Given problem:
Retype everything in the Perspective-n-Point notes from "Dlib’s facial landmark" down to "(called World Coordinates)", word for word.

Text extract:
Focus on Perspective n Points (used by calibrateCamera)

https://learnopencv.com/head-pose-estimation-using-opencv-and-dlib/ (opens in a new tab)

The goal of Perspective-n-Point is to find the pose of an object when
1. we have a calibrated camera
2. we know the locations of n 3D points on the object and the corresponding 2D projections in the image
Estimating the pose is finding 6 degrees of freedom (3 for translation + 3 for rotation)
We need
1. 2D coordinates of a few points
  
  Dlib’s facial landmark detector (opens in a new tab) provides us with many points to choose from
2. 3D locations of the same points
  - You just need the 3D locations of a few points in some arbitrary reference frame (called World Coordinates)
    1. Tip of the nose : ( 0.0, 0.0, 0.0)
    2. Chin : ( 0.0, -330.0, -65.0)
Direct Linear Transform is used to solve extrinsic matrix, and can be used anytime when the equation is almost linear but is off by an unknown scale.
However, DLT solution does not minimize the correct objective function. Ideally, we want to minimize the reprojection error.
When the pose estimate is incorrect, we can calculate a re-projection error measure — the sum of squared distances between the projected 3D points and 2D facial feature points.
Levenberg-Marquardt (opens in a new tab) optimization allows to iteratively change the values of $R$ and $t$ so that the reprojection error decreases. LM is often used for non linear least square problems.
cv::solvePnPRansac (opens in a new tab) instead of cv::solvePnP (opens in a new tab) because after the matching not all the found correspondences are correct (outliers)
- Ransac is an outlier detection method that fits linear models to several random samplings of the data and returning the model that has the best fit to a subset of the data.
  1. Select a random subset of the data
  2. A model is fitted to the set of hypothetical inliers
  3. All other data are then tested against the fitted model.

Dataset records:

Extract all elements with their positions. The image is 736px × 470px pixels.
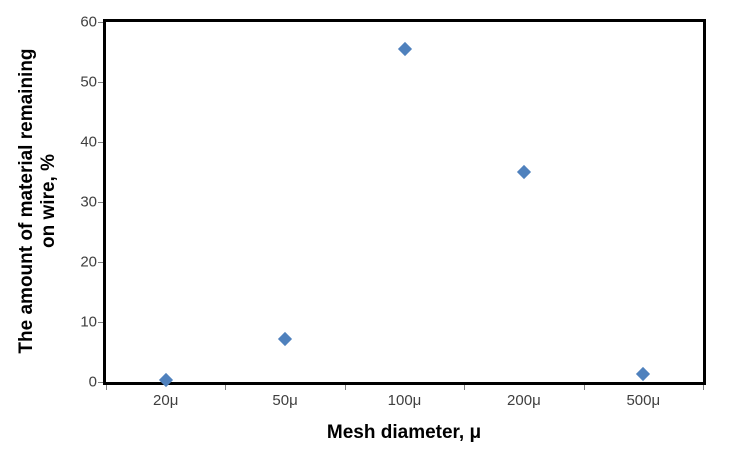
---
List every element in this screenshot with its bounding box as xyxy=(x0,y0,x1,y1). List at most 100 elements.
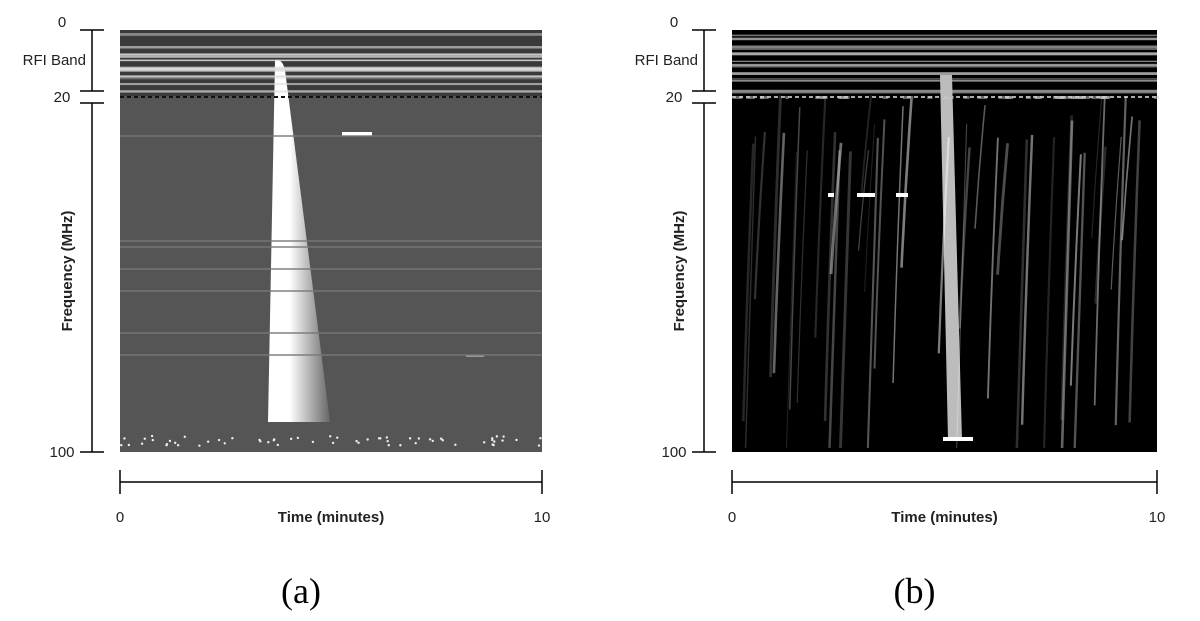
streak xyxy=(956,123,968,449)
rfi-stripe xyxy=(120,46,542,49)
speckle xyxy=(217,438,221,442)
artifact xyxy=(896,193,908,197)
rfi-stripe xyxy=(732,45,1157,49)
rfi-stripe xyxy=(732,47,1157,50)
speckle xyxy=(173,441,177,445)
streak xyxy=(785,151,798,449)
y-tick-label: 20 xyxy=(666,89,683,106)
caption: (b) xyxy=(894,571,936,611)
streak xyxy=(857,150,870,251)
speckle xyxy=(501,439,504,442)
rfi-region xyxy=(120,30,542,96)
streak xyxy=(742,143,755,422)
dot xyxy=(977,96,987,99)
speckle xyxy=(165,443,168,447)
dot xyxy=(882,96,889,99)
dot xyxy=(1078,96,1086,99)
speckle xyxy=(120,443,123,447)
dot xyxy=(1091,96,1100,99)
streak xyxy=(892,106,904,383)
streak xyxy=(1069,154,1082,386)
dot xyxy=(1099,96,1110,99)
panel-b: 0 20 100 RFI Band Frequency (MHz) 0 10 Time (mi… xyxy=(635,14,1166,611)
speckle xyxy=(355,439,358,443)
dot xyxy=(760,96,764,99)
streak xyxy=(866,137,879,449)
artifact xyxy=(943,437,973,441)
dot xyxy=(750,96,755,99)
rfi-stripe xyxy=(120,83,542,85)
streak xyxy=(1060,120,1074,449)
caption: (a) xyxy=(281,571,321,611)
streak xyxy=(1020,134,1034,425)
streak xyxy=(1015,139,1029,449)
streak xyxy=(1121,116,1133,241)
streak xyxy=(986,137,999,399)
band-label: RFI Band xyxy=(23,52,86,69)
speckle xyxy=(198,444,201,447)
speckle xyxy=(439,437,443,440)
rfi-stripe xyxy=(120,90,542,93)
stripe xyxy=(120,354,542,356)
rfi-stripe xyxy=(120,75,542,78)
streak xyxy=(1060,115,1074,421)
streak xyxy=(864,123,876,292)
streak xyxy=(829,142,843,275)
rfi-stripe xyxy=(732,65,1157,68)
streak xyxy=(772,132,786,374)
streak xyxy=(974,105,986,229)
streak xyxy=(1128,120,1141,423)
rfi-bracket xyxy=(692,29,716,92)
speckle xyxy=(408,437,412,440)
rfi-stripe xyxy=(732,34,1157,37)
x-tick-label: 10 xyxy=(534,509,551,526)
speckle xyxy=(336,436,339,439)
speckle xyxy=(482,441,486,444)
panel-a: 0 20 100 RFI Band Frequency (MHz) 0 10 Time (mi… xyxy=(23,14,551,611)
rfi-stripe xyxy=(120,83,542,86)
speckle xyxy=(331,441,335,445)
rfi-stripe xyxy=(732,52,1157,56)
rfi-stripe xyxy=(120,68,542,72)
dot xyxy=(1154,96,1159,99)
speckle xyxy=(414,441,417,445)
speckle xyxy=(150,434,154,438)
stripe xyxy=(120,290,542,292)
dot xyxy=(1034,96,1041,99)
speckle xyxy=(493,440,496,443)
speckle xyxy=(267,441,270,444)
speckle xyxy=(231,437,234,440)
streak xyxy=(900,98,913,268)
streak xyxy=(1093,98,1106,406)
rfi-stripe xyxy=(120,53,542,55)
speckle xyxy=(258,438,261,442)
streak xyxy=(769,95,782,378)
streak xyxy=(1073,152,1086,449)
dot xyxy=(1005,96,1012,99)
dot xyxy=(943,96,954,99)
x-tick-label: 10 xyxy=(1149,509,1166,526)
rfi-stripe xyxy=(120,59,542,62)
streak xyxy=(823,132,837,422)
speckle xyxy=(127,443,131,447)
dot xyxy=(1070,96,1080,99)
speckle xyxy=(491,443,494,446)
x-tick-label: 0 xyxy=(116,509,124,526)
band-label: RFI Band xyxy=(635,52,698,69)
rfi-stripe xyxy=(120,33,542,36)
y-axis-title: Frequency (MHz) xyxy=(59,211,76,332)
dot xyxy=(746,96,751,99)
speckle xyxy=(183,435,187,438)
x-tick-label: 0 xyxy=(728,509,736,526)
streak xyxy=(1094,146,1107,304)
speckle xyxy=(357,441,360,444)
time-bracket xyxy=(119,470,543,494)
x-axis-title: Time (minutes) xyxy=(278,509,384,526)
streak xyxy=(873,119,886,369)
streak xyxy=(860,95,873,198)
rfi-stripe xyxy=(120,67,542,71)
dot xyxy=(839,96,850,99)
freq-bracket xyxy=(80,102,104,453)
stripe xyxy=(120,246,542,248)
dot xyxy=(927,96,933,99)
==
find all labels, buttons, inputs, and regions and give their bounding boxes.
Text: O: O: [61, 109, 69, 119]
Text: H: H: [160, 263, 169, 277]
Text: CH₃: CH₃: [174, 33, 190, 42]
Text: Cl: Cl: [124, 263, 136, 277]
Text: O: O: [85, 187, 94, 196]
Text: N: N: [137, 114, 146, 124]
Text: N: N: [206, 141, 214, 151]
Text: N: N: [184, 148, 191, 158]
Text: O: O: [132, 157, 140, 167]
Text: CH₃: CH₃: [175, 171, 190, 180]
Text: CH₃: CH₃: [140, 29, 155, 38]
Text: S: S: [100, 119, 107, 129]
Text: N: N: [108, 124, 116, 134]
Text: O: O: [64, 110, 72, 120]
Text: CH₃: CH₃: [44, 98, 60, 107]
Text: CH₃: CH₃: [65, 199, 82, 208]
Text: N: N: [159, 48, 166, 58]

Exercise answer:
Dlib’s facial landmark detector (opens in a new tab) provides us with many points to choose from
2. 3D locations of the same points
  - You just need the 3D locations of a few points in some arbitrary reference frame (called World Coordinates)